Stored data:
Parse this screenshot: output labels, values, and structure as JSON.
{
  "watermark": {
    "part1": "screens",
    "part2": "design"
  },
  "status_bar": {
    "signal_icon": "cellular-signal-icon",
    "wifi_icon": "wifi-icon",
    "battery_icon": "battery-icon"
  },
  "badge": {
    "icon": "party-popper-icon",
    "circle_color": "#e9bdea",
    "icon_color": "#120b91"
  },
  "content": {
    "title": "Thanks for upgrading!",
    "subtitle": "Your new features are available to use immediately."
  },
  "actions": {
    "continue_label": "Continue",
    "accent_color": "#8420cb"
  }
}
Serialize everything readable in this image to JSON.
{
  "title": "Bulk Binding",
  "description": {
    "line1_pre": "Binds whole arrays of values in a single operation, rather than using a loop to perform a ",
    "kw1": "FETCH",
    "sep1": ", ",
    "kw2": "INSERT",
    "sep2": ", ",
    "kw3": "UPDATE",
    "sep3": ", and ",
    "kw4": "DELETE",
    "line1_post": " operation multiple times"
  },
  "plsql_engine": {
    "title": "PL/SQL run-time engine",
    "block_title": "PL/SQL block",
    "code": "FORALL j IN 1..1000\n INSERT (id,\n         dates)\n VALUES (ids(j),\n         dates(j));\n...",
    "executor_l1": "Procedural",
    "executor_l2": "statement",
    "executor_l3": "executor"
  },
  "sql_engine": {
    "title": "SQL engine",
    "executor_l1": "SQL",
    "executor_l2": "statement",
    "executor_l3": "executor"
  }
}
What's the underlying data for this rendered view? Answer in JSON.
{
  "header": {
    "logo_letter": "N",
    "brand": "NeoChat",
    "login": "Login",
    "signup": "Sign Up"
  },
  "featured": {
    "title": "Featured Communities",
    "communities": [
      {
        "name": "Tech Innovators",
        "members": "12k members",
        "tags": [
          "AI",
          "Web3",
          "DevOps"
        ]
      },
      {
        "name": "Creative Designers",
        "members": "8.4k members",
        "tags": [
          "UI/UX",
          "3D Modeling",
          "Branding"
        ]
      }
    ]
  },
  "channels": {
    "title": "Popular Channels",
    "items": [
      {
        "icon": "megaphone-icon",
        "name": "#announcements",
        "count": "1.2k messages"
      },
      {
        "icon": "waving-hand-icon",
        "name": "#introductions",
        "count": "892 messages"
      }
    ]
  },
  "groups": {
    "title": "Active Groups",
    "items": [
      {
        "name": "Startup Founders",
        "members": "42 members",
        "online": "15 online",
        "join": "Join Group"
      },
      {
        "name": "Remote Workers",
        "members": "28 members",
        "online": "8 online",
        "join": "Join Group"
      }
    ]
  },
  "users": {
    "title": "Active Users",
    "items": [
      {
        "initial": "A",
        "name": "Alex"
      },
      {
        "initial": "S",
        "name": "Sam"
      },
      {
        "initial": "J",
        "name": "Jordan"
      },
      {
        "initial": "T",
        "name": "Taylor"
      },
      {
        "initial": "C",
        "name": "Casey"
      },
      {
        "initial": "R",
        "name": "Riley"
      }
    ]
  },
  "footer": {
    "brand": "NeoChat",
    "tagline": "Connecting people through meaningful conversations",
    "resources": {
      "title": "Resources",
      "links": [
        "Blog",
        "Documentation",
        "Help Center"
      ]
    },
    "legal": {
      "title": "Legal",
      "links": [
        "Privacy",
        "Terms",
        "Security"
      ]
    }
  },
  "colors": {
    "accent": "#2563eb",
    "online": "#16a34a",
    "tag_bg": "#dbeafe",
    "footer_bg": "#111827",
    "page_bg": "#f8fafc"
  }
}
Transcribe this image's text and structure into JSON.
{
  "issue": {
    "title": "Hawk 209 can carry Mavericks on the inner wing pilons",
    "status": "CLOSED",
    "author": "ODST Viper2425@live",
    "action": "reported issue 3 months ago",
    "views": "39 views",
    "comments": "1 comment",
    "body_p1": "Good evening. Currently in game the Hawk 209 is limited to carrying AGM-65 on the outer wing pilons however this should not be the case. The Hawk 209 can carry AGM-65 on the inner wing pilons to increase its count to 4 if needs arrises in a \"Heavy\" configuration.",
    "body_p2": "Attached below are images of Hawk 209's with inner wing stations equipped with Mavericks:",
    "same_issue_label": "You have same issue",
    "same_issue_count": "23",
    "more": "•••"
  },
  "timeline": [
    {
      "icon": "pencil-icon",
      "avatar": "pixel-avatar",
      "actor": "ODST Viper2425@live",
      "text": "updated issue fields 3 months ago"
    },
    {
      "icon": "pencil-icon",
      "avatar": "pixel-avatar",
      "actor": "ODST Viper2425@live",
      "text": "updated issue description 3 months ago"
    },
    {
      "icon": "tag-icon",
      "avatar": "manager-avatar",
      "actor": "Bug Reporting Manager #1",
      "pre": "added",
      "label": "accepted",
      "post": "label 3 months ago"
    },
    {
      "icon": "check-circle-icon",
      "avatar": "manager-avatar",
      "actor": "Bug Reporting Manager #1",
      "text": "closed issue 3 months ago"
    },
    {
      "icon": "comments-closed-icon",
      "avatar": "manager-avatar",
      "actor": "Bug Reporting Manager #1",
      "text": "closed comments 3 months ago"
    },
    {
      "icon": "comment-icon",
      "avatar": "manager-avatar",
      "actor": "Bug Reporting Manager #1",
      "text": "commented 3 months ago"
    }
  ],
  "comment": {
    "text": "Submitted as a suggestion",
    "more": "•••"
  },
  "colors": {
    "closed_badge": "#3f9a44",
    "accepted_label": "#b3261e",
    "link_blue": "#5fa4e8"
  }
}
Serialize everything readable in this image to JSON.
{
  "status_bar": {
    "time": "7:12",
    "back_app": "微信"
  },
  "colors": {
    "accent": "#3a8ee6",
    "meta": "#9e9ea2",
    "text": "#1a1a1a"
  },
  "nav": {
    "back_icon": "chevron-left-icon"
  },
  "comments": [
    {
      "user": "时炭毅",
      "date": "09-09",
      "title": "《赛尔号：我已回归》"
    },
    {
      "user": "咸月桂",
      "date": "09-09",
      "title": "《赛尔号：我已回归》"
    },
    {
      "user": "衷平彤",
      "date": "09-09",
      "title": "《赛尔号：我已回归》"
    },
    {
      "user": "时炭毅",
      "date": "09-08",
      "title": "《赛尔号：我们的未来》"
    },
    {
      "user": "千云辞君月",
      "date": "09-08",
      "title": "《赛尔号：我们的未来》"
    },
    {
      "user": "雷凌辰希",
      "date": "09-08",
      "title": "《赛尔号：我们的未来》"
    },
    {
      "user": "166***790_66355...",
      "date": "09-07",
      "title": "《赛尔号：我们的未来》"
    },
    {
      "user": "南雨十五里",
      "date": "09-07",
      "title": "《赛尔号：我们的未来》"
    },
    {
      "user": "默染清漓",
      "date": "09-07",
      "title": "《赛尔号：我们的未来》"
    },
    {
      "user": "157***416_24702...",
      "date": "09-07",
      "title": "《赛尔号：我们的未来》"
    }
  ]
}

● WHAT YOU NEED TO DO:
From the preceding material, extract every line exactly.

● ANSWER TO THE PROBLEM:
Parse this screenshot: output labels, values, and structure as JSON.
{
  "watermark": {
    "part1": "screens",
    "part2": "design"
  },
  "status_bar": {
    "signal_icon": "cellular-signal-icon",
    "wifi_icon": "wifi-icon",
    "battery_icon": "battery-icon"
  },
  "badge": {
    "icon": "party-popper-icon",
    "circle_color": "#e9bdea",
    "icon_color": "#120b91"
  },
  "content": {
    "title": "Thanks for upgrading!",
    "subtitle": "Your new features are available to use immediately."
  },
  "actions": {
    "continue_label": "Continue",
    "accent_color": "#8420cb"
  }
}
Serialize everything readable in this image to JSON.
{
  "title": "Bulk Binding",
  "description": {
    "line1_pre": "Binds whole arrays of values in a single operation, rather than using a loop to perform a ",
    "kw1": "FETCH",
    "sep1": ", ",
    "kw2": "INSERT",
    "sep2": ", ",
    "kw3": "UPDATE",
    "sep3": ", and ",
    "kw4": "DELETE",
    "line1_post": " operation multiple times"
  },
  "plsql_engine": {
    "title": "PL/SQL run-time engine",
    "block_title": "PL/SQL block",
    "code": "FORALL j IN 1..1000\n INSERT (id,\n         dates)\n VALUES (ids(j),\n         dates(j));\n...",
    "executor_l1": "Procedural",
    "executor_l2": "statement",
    "executor_l3": "executor"
  },
  "sql_engine": {
    "title": "SQL engine",
    "executor_l1": "SQL",
    "executor_l2": "statement",
    "executor_l3": "executor"
  }
}
What's the underlying data for this rendered view? Answer in JSON.
{
  "header": {
    "logo_letter": "N",
    "brand": "NeoChat",
    "login": "Login",
    "signup": "Sign Up"
  },
  "featured": {
    "title": "Featured Communities",
    "communities": [
      {
        "name": "Tech Innovators",
        "members": "12k members",
        "tags": [
          "AI",
          "Web3",
          "DevOps"
        ]
      },
      {
        "name": "Creative Designers",
        "members": "8.4k members",
        "tags": [
          "UI/UX",
          "3D Modeling",
          "Branding"
        ]
      }
    ]
  },
  "channels": {
    "title": "Popular Channels",
    "items": [
      {
        "icon": "megaphone-icon",
        "name": "#announcements",
        "count": "1.2k messages"
      },
      {
        "icon": "waving-hand-icon",
        "name": "#introductions",
        "count": "892 messages"
      }
    ]
  },
  "groups": {
    "title": "Active Groups",
    "items": [
      {
        "name": "Startup Founders",
        "members": "42 members",
        "online": "15 online",
        "join": "Join Group"
      },
      {
        "name": "Remote Workers",
        "members": "28 members",
        "online": "8 online",
        "join": "Join Group"
      }
    ]
  },
  "users": {
    "title": "Active Users",
    "items": [
      {
        "initial": "A",
        "name": "Alex"
      },
      {
        "initial": "S",
        "name": "Sam"
      },
      {
        "initial": "J",
        "name": "Jordan"
      },
      {
        "initial": "T",
        "name": "Taylor"
      },
      {
        "initial": "C",
        "name": "Casey"
      },
      {
        "initial": "R",
        "name": "Riley"
      }
    ]
  },
  "footer": {
    "brand": "NeoChat",
    "tagline": "Connecting people through meaningful conversations",
    "resources": {
      "title": "Resources",
      "links": [
        "Blog",
        "Documentation",
        "Help Center"
      ]
    },
    "legal": {
      "title": "Legal",
      "links": [
        "Privacy",
        "Terms",
        "Security"
      ]
    }
  },
  "colors": {
    "accent": "#2563eb",
    "online": "#16a34a",
    "tag_bg": "#dbeafe",
    "footer_bg": "#111827",
    "page_bg": "#f8fafc"
  }
}
Transcribe this image's text and structure into JSON.
{
  "issue": {
    "title": "Hawk 209 can carry Mavericks on the inner wing pilons",
    "status": "CLOSED",
    "author": "ODST Viper2425@live",
    "action": "reported issue 3 months ago",
    "views": "39 views",
    "comments": "1 comment",
    "body_p1": "Good evening. Currently in game the Hawk 209 is limited to carrying AGM-65 on the outer wing pilons however this should not be the case. The Hawk 209 can carry AGM-65 on the inner wing pilons to increase its count to 4 if needs arrises in a \"Heavy\" configuration.",
    "body_p2": "Attached below are images of Hawk 209's with inner wing stations equipped with Mavericks:",
    "same_issue_label": "You have same issue",
    "same_issue_count": "23",
    "more": "•••"
  },
  "timeline": [
    {
      "icon": "pencil-icon",
      "avatar": "pixel-avatar",
      "actor": "ODST Viper2425@live",
      "text": "updated issue fields 3 months ago"
    },
    {
      "icon": "pencil-icon",
      "avatar": "pixel-avatar",
      "actor": "ODST Viper2425@live",
      "text": "updated issue description 3 months ago"
    },
    {
      "icon": "tag-icon",
      "avatar": "manager-avatar",
      "actor": "Bug Reporting Manager #1",
      "pre": "added",
      "label": "accepted",
      "post": "label 3 months ago"
    },
    {
      "icon": "check-circle-icon",
      "avatar": "manager-avatar",
      "actor": "Bug Reporting Manager #1",
      "text": "closed issue 3 months ago"
    },
    {
      "icon": "comments-closed-icon",
      "avatar": "manager-avatar",
      "actor": "Bug Reporting Manager #1",
      "text": "closed comments 3 months ago"
    },
    {
      "icon": "comment-icon",
      "avatar": "manager-avatar",
      "actor": "Bug Reporting Manager #1",
      "text": "commented 3 months ago"
    }
  ],
  "comment": {
    "text": "Submitted as a suggestion",
    "more": "•••"
  },
  "colors": {
    "closed_badge": "#3f9a44",
    "accepted_label": "#b3261e",
    "link_blue": "#5fa4e8"
  }
}
Serialize everything readable in this image to JSON.
{
  "status_bar": {
    "time": "7:12",
    "back_app": "微信"
  },
  "colors": {
    "accent": "#3a8ee6",
    "meta": "#9e9ea2",
    "text": "#1a1a1a"
  },
  "nav": {
    "back_icon": "chevron-left-icon"
  },
  "comments": [
    {
      "user": "时炭毅",
      "date": "09-09",
      "title": "《赛尔号：我已回归》"
    },
    {
      "user": "咸月桂",
      "date": "09-09",
      "title": "《赛尔号：我已回归》"
    },
    {
      "user": "衷平彤",
      "date": "09-09",
      "title": "《赛尔号：我已回归》"
    },
    {
      "user": "时炭毅",
      "date": "09-08",
      "title": "《赛尔号：我们的未来》"
    },
    {
      "user": "千云辞君月",
      "date": "09-08",
      "title": "《赛尔号：我们的未来》"
    },
    {
      "user": "雷凌辰希",
      "date": "09-08",
      "title": "《赛尔号：我们的未来》"
    },
    {
      "user": "166***790_66355...",
      "date": "09-07",
      "title": "《赛尔号：我们的未来》"
    },
    {
      "user": "南雨十五里",
      "date": "09-07",
      "title": "《赛尔号：我们的未来》"
    },
    {
      "user": "默染清漓",
      "date": "09-07",
      "title": "《赛尔号：我们的未来》"
    },
    {
      "user": "157***416_24702...",
      "date": "09-07",
      "title": "《赛尔号：我们的未来》"
    }
  ]
}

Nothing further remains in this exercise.